Stored items
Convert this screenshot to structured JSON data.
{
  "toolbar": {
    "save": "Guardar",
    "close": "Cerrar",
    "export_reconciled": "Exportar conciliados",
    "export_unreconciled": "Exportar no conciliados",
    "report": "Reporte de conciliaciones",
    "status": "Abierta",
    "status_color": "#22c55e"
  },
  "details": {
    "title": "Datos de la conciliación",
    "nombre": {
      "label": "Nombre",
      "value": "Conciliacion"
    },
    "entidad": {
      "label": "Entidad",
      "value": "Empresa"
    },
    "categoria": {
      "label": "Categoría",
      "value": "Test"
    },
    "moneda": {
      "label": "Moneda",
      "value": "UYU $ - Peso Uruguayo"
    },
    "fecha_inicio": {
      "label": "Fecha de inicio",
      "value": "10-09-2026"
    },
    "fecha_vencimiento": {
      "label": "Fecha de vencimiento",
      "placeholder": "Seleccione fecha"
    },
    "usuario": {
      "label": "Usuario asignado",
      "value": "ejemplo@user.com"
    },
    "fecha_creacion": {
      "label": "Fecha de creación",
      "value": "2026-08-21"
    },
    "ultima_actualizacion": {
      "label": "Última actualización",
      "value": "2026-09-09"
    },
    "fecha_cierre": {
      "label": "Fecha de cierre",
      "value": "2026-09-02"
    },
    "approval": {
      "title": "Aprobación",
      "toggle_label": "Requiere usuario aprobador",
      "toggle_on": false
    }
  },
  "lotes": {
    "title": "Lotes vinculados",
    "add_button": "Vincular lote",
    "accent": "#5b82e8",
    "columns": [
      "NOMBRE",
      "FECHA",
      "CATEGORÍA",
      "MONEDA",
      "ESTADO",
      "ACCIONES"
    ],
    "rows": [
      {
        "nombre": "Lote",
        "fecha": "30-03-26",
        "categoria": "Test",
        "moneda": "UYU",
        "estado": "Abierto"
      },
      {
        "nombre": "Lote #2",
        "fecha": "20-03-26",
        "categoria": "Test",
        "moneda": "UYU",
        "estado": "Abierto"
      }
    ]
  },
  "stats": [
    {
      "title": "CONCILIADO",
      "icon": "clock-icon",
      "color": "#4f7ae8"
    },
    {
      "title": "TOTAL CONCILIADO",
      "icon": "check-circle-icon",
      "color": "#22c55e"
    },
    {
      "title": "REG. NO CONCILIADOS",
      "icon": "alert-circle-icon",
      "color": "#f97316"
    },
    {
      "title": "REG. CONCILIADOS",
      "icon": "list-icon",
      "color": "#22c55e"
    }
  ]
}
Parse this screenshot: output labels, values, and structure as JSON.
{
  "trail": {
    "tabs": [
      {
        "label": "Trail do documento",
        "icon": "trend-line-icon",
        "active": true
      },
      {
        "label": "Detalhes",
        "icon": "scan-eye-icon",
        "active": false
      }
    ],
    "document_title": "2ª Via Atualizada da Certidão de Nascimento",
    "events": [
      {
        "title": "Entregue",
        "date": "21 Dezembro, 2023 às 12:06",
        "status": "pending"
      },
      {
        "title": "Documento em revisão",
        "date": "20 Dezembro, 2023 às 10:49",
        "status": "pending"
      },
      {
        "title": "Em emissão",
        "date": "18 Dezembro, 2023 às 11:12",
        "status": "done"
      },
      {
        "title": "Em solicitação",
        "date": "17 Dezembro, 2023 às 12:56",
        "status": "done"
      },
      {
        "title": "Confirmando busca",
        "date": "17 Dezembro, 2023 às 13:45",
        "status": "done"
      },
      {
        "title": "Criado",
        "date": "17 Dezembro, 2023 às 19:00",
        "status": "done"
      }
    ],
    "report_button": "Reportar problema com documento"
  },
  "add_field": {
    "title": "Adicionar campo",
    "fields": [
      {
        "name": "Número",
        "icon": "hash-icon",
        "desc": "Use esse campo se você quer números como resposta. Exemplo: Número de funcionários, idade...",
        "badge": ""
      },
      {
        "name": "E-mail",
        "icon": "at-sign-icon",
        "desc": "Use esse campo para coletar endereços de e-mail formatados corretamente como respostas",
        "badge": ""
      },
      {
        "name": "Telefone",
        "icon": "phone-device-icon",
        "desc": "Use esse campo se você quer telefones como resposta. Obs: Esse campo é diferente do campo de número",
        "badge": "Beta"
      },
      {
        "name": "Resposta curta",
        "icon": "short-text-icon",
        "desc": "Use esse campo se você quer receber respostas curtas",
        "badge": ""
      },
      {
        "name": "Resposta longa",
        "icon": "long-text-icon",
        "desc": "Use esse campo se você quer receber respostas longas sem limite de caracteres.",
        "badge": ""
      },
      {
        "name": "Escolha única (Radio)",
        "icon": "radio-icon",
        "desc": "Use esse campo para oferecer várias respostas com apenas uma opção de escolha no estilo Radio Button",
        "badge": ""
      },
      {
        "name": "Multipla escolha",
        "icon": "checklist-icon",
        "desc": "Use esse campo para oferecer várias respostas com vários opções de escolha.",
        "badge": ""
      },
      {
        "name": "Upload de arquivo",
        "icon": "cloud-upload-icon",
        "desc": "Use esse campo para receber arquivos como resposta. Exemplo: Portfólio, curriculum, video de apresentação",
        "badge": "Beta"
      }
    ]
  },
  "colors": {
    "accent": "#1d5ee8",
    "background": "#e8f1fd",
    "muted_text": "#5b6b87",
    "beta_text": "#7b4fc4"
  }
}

▶ [THE REQUEST]: Output each record exactly, leaving nothing out.

▶ [RESPONSE FOR THIS EXERCISE]:
Convert this screenshot to structured JSON data.
{
  "toolbar": {
    "save": "Guardar",
    "close": "Cerrar",
    "export_reconciled": "Exportar conciliados",
    "export_unreconciled": "Exportar no conciliados",
    "report": "Reporte de conciliaciones",
    "status": "Abierta",
    "status_color": "#22c55e"
  },
  "details": {
    "title": "Datos de la conciliación",
    "nombre": {
      "label": "Nombre",
      "value": "Conciliacion"
    },
    "entidad": {
      "label": "Entidad",
      "value": "Empresa"
    },
    "categoria": {
      "label": "Categoría",
      "value": "Test"
    },
    "moneda": {
      "label": "Moneda",
      "value": "UYU $ - Peso Uruguayo"
    },
    "fecha_inicio": {
      "label": "Fecha de inicio",
      "value": "10-09-2026"
    },
    "fecha_vencimiento": {
      "label": "Fecha de vencimiento",
      "placeholder": "Seleccione fecha"
    },
    "usuario": {
      "label": "Usuario asignado",
      "value": "ejemplo@user.com"
    },
    "fecha_creacion": {
      "label": "Fecha de creación",
      "value": "2026-08-21"
    },
    "ultima_actualizacion": {
      "label": "Última actualización",
      "value": "2026-09-09"
    },
    "fecha_cierre": {
      "label": "Fecha de cierre",
      "value": "2026-09-02"
    },
    "approval": {
      "title": "Aprobación",
      "toggle_label": "Requiere usuario aprobador",
      "toggle_on": false
    }
  },
  "lotes": {
    "title": "Lotes vinculados",
    "add_button": "Vincular lote",
    "accent": "#5b82e8",
    "columns": [
      "NOMBRE",
      "FECHA",
      "CATEGORÍA",
      "MONEDA",
      "ESTADO",
      "ACCIONES"
    ],
    "rows": [
      {
        "nombre": "Lote",
        "fecha": "30-03-26",
        "categoria": "Test",
        "moneda": "UYU",
        "estado": "Abierto"
      },
      {
        "nombre": "Lote #2",
        "fecha": "20-03-26",
        "categoria": "Test",
        "moneda": "UYU",
        "estado": "Abierto"
      }
    ]
  },
  "stats": [
    {
      "title": "CONCILIADO",
      "icon": "clock-icon",
      "color": "#4f7ae8"
    },
    {
      "title": "TOTAL CONCILIADO",
      "icon": "check-circle-icon",
      "color": "#22c55e"
    },
    {
      "title": "REG. NO CONCILIADOS",
      "icon": "alert-circle-icon",
      "color": "#f97316"
    },
    {
      "title": "REG. CONCILIADOS",
      "icon": "list-icon",
      "color": "#22c55e"
    }
  ]
}
Parse this screenshot: output labels, values, and structure as JSON.
{
  "trail": {
    "tabs": [
      {
        "label": "Trail do documento",
        "icon": "trend-line-icon",
        "active": true
      },
      {
        "label": "Detalhes",
        "icon": "scan-eye-icon",
        "active": false
      }
    ],
    "document_title": "2ª Via Atualizada da Certidão de Nascimento",
    "events": [
      {
        "title": "Entregue",
        "date": "21 Dezembro, 2023 às 12:06",
        "status": "pending"
      },
      {
        "title": "Documento em revisão",
        "date": "20 Dezembro, 2023 às 10:49",
        "status": "pending"
      },
      {
        "title": "Em emissão",
        "date": "18 Dezembro, 2023 às 11:12",
        "status": "done"
      },
      {
        "title": "Em solicitação",
        "date": "17 Dezembro, 2023 às 12:56",
        "status": "done"
      },
      {
        "title": "Confirmando busca",
        "date": "17 Dezembro, 2023 às 13:45",
        "status": "done"
      },
      {
        "title": "Criado",
        "date": "17 Dezembro, 2023 às 19:00",
        "status": "done"
      }
    ],
    "report_button": "Reportar problema com documento"
  },
  "add_field": {
    "title": "Adicionar campo",
    "fields": [
      {
        "name": "Número",
        "icon": "hash-icon",
        "desc": "Use esse campo se você quer números como resposta. Exemplo: Número de funcionários, idade...",
        "badge": ""
      },
      {
        "name": "E-mail",
        "icon": "at-sign-icon",
        "desc": "Use esse campo para coletar endereços de e-mail formatados corretamente como respostas",
        "badge": ""
      },
      {
        "name": "Telefone",
        "icon": "phone-device-icon",
        "desc": "Use esse campo se você quer telefones como resposta. Obs: Esse campo é diferente do campo de número",
        "badge": "Beta"
      },
      {
        "name": "Resposta curta",
        "icon": "short-text-icon",
        "desc": "Use esse campo se você quer receber respostas curtas",
        "badge": ""
      },
      {
        "name": "Resposta longa",
        "icon": "long-text-icon",
        "desc": "Use esse campo se você quer receber respostas longas sem limite de caracteres.",
        "badge": ""
      },
      {
        "name": "Escolha única (Radio)",
        "icon": "radio-icon",
        "desc": "Use esse campo para oferecer várias respostas com apenas uma opção de escolha no estilo Radio Button",
        "badge": ""
      },
      {
        "name": "Multipla escolha",
        "icon": "checklist-icon",
        "desc": "Use esse campo para oferecer várias respostas com vários opções de escolha.",
        "badge": ""
      },
      {
        "name": "Upload de arquivo",
        "icon": "cloud-upload-icon",
        "desc": "Use esse campo para receber arquivos como resposta. Exemplo: Portfólio, curriculum, video de apresentação",
        "badge": "Beta"
      }
    ]
  },
  "colors": {
    "accent": "#1d5ee8",
    "background": "#e8f1fd",
    "muted_text": "#5b6b87",
    "beta_text": "#7b4fc4"
  }
}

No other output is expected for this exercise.